%%
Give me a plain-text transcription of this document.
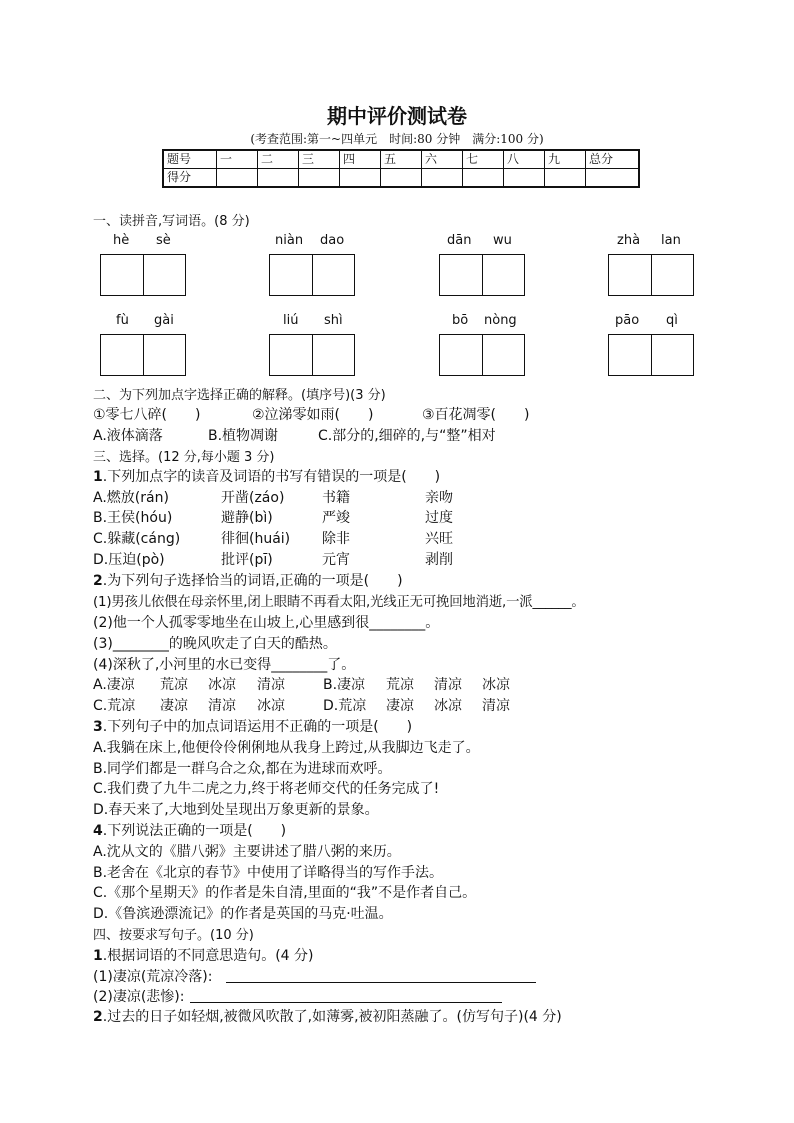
期中评价测试卷
(考查范围:第一~四单元　时间:80 分钟　满分:100 分)
题号	一	二	三	四	五	六	七	八	九	总分
得分										
一、读拼音,写词语。(8 分)
hè sè	niàn dao	dān wu	zhà lan
fù gài	liú shì	bō nòng	pāo qì
二、为下列加点字选择正确的解释。(填序号)(3 分)
①零七八碎(　　)	②泣涕零如雨(　　)	③百花凋零(　　)
A.液体滴落	B.植物凋谢	C.部分的,细碎的,与“整”相对
三、选择。(12 分,每小题 3 分)
1.下列加点字的读音及词语的书写有错误的一项是(　　)
A.燃放(rán)	开凿(záo)	书籍	亲吻
B.王侯(hóu)	避静(bì)	严竣	过度
C.躲藏(cáng)	徘徊(huái) 除非	兴旺
D.压迫(pò)	批评(pī)	元宵	剥削
2.为下列句子选择恰当的词语,正确的一项是(　　)
(1)男孩儿依偎在母亲怀里,闭上眼睛不再看太阳,光线正无可挽回地消逝,一派______。
(2)他一个人孤零零地坐在山坡上,心里感到很________。
(3)________的晚风吹走了白天的酷热。
(4)深秋了,小河里的水已变得________了。
A.凄凉 荒凉 冰凉 清凉	B.凄凉 荒凉 清凉 冰凉
C.荒凉 凄凉 清凉 冰凉	D.荒凉 凄凉 冰凉 清凉
3.下列句子中的加点词语运用不正确的一项是(　　)
A.我躺在床上,他便伶伶俐俐地从我身上跨过,从我脚边飞走了。
B.同学们都是一群乌合之众,都在为进球而欢呼。
C.我们费了九牛二虎之力,终于将老师交代的任务完成了!
D.春天来了,大地到处呈现出万象更新的景象。
4.下列说法正确的一项是(　　)
A.沈从文的《腊八粥》主要讲述了腊八粥的来历。
B.老舍在《北京的春节》中使用了详略得当的写作手法。
C.《那个星期天》的作者是朱自清,里面的“我”不是作者自己。
D.《鲁滨逊漂流记》的作者是英国的马克·吐温。
四、按要求写句子。(10 分)
1.根据词语的不同意思造句。(4 分)
(1)凄凉(荒凉冷落):
(2)凄凉(悲惨):
2.过去的日子如轻烟,被微风吹散了,如薄雾,被初阳蒸融了。(仿写句子)(4 分)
%%
▶ **YOUR GOAL**
Output all the records, word for word, with no pictures in the copy.

▶ **REPLY**
Give me a plain-text transcription of this document.
期中评价测试卷
(考查范围:第一~四单元　时间:80 分钟　满分:100 分)
题号	一	二	三	四	五	六	七	八	九	总分
得分										
一、读拼音,写词语。(8 分)
hè sè	niàn dao	dān wu	zhà lan
fù gài	liú shì	bō nòng	pāo qì
二、为下列加点字选择正确的解释。(填序号)(3 分)
①零七八碎(　　)	②泣涕零如雨(　　)	③百花凋零(　　)
A.液体滴落	B.植物凋谢	C.部分的,细碎的,与“整”相对
三、选择。(12 分,每小题 3 分)
1.下列加点字的读音及词语的书写有错误的一项是(　　)
A.燃放(rán)	开凿(záo)	书籍	亲吻
B.王侯(hóu)	避静(bì)	严竣	过度
C.躲藏(cáng)	徘徊(huái) 除非	兴旺
D.压迫(pò)	批评(pī)	元宵	剥削
2.为下列句子选择恰当的词语,正确的一项是(　　)
(1)男孩儿依偎在母亲怀里,闭上眼睛不再看太阳,光线正无可挽回地消逝,一派______。
(2)他一个人孤零零地坐在山坡上,心里感到很________。
(3)________的晚风吹走了白天的酷热。
(4)深秋了,小河里的水已变得________了。
A.凄凉 荒凉 冰凉 清凉	B.凄凉 荒凉 清凉 冰凉
C.荒凉 凄凉 清凉 冰凉	D.荒凉 凄凉 冰凉 清凉
3.下列句子中的加点词语运用不正确的一项是(　　)
A.我躺在床上,他便伶伶俐俐地从我身上跨过,从我脚边飞走了。
B.同学们都是一群乌合之众,都在为进球而欢呼。
C.我们费了九牛二虎之力,终于将老师交代的任务完成了!
D.春天来了,大地到处呈现出万象更新的景象。
4.下列说法正确的一项是(　　)
A.沈从文的《腊八粥》主要讲述了腊八粥的来历。
B.老舍在《北京的春节》中使用了详略得当的写作手法。
C.《那个星期天》的作者是朱自清,里面的“我”不是作者自己。
D.《鲁滨逊漂流记》的作者是英国的马克·吐温。
四、按要求写句子。(10 分)
1.根据词语的不同意思造句。(4 分)
(1)凄凉(荒凉冷落):
(2)凄凉(悲惨):
2.过去的日子如轻烟,被微风吹散了,如薄雾,被初阳蒸融了。(仿写句子)(4 分)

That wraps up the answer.